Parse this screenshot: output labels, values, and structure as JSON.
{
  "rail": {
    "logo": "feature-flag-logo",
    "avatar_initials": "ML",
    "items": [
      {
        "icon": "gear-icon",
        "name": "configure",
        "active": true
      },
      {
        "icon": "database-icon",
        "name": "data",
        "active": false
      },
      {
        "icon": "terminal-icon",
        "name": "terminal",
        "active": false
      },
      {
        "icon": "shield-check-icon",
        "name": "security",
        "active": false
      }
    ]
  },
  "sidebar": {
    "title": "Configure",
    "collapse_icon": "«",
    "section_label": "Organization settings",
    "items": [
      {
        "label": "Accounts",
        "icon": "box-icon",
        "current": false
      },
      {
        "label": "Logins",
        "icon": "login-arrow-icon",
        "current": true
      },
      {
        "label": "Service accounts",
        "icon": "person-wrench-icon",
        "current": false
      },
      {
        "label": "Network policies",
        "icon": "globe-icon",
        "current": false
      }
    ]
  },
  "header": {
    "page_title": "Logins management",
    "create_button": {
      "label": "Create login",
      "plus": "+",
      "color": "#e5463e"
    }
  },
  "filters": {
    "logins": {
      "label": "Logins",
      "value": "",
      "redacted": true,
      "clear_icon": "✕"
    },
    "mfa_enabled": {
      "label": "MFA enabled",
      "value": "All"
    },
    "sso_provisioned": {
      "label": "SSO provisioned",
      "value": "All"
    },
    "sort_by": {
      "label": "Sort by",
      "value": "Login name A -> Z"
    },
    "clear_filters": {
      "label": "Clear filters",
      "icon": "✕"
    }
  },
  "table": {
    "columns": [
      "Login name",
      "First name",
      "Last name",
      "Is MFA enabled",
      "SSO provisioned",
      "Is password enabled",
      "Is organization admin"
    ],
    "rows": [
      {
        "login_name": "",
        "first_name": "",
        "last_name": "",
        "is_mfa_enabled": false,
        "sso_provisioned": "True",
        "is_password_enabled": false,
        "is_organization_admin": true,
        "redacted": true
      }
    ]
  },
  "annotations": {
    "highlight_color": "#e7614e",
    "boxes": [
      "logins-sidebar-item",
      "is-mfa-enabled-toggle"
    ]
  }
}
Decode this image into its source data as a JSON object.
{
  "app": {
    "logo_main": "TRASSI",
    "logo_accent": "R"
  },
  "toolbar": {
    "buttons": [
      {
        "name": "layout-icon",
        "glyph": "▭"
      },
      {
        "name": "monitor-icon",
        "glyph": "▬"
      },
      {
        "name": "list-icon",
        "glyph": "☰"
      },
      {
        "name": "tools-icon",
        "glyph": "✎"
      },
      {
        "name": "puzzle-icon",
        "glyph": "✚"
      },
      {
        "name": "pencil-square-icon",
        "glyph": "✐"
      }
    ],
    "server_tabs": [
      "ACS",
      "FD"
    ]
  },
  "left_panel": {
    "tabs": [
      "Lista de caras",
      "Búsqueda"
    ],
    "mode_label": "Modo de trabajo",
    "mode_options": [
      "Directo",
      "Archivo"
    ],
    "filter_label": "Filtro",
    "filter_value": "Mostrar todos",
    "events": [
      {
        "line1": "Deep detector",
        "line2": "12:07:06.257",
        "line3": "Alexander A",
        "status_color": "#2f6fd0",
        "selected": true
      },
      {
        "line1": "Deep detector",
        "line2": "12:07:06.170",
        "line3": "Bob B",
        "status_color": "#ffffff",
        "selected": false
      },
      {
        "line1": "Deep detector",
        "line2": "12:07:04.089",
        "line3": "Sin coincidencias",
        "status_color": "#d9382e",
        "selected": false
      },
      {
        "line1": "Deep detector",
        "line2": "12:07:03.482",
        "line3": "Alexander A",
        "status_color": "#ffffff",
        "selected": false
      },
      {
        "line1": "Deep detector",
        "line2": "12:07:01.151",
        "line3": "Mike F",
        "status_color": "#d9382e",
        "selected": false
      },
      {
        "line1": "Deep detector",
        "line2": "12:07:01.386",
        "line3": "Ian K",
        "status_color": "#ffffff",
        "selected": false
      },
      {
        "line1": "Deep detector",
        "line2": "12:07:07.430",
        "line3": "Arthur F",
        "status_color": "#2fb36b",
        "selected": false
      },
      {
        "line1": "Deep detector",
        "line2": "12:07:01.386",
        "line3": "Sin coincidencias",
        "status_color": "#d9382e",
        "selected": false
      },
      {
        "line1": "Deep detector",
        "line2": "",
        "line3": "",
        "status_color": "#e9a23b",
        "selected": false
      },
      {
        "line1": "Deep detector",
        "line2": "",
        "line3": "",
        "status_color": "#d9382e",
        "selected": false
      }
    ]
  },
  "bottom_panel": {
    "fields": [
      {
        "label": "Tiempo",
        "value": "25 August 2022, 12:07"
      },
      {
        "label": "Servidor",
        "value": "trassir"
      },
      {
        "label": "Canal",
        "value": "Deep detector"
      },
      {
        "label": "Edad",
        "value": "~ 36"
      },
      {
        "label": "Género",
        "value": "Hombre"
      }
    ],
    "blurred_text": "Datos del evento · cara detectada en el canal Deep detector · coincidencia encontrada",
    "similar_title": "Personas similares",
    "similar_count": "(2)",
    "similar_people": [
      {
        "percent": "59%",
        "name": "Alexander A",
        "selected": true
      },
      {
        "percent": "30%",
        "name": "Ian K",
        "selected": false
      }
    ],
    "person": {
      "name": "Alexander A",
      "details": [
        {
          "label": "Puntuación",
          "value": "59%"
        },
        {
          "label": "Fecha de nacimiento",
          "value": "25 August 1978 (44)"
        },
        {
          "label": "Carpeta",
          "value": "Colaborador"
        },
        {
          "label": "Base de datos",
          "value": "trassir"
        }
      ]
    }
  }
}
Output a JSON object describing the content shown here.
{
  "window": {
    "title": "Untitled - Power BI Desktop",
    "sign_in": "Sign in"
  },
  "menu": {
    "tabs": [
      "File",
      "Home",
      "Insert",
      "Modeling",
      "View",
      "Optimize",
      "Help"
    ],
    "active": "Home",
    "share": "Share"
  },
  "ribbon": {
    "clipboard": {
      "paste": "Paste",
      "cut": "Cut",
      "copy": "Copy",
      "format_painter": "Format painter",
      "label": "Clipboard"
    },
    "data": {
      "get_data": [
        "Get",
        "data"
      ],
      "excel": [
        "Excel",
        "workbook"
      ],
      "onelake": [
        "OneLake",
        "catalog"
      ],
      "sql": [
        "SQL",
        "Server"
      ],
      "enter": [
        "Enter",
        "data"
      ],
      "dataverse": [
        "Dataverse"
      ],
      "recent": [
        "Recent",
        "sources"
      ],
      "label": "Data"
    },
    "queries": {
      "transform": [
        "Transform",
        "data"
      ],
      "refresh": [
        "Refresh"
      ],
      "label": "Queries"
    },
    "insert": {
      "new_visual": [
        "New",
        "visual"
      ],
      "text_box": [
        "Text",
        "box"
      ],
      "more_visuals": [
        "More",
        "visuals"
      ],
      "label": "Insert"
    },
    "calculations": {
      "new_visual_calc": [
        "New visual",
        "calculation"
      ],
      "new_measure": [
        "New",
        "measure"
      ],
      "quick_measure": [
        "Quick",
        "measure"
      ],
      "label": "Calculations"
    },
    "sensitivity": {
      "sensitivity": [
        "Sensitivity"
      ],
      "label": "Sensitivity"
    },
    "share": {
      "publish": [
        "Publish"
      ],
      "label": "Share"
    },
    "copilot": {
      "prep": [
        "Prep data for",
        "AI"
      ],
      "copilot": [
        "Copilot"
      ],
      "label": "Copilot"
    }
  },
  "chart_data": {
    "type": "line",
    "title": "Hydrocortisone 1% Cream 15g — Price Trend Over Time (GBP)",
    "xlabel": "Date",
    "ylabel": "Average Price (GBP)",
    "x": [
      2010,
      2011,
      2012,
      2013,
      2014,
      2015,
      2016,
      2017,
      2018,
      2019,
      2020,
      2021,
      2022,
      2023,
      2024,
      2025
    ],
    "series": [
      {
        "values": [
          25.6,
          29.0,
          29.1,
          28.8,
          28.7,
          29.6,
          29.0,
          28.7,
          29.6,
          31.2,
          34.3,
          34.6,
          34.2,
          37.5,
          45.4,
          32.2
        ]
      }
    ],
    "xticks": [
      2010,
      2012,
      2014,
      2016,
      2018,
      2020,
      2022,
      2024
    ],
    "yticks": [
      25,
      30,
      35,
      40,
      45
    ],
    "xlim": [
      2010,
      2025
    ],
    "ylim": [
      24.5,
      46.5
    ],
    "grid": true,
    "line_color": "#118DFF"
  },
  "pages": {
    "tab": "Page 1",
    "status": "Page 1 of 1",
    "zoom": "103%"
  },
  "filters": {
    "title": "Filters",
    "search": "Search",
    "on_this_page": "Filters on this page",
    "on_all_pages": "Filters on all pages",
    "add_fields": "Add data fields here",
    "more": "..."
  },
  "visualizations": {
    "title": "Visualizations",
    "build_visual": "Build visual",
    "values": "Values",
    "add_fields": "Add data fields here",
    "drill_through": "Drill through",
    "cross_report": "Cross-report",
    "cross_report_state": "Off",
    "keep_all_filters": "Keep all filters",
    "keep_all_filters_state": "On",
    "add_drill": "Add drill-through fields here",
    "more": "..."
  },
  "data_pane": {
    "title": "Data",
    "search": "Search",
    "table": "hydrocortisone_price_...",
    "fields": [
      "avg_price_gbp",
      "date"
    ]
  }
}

Stated exercise:
Copy every line above that holds the word "through".

Response to this task:
    "drill_through": "Drill through",
    "add_drill": "Add drill-through fields here",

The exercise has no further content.